Goal:
Reproduce every line of the entries below verbatim, preserving each character, line break, and number without alteration.

Recorded data:
* * * * * * * * *

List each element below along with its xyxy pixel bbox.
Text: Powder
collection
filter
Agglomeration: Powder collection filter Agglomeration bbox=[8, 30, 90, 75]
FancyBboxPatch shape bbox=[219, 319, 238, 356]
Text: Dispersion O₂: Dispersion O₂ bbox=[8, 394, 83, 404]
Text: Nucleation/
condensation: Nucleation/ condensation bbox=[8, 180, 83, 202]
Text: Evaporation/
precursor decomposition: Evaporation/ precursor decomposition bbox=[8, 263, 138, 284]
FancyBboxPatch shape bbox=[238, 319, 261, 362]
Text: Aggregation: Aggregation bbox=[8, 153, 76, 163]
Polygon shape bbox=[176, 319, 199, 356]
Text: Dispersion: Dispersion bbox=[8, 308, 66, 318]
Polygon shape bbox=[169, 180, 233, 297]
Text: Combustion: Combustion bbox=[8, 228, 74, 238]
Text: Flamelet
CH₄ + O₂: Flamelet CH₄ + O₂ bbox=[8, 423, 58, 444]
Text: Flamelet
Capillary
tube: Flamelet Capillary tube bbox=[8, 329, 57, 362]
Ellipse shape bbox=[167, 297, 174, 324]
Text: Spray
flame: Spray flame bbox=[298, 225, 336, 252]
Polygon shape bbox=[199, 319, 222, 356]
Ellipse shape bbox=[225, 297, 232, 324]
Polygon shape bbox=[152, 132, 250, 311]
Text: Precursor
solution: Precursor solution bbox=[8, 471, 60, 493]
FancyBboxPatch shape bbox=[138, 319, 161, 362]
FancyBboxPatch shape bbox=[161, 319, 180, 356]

* * * * * * * * *

Solution:
List each element below along with its xyxy pixel bbox.
Text: Powder
collection
filter
Agglomeration: Powder collection filter Agglomeration bbox=[8, 30, 90, 75]
FancyBboxPatch shape bbox=[219, 319, 238, 356]
Text: Dispersion O₂: Dispersion O₂ bbox=[8, 394, 83, 404]
Text: Nucleation/
condensation: Nucleation/ condensation bbox=[8, 180, 83, 202]
Text: Evaporation/
precursor decomposition: Evaporation/ precursor decomposition bbox=[8, 263, 138, 284]
FancyBboxPatch shape bbox=[238, 319, 261, 362]
Text: Aggregation: Aggregation bbox=[8, 153, 76, 163]
Polygon shape bbox=[176, 319, 199, 356]
Text: Dispersion: Dispersion bbox=[8, 308, 66, 318]
Polygon shape bbox=[169, 180, 233, 297]
Text: Combustion: Combustion bbox=[8, 228, 74, 238]
Text: Flamelet
CH₄ + O₂: Flamelet CH₄ + O₂ bbox=[8, 423, 58, 444]
Text: Flamelet
Capillary
tube: Flamelet Capillary tube bbox=[8, 329, 57, 362]
Ellipse shape bbox=[167, 297, 174, 324]
Text: Spray
flame: Spray flame bbox=[298, 225, 336, 252]
Polygon shape bbox=[199, 319, 222, 356]
Ellipse shape bbox=[225, 297, 232, 324]
Polygon shape bbox=[152, 132, 250, 311]
Text: Precursor
solution: Precursor solution bbox=[8, 471, 60, 493]
FancyBboxPatch shape bbox=[138, 319, 161, 362]
FancyBboxPatch shape bbox=[161, 319, 180, 356]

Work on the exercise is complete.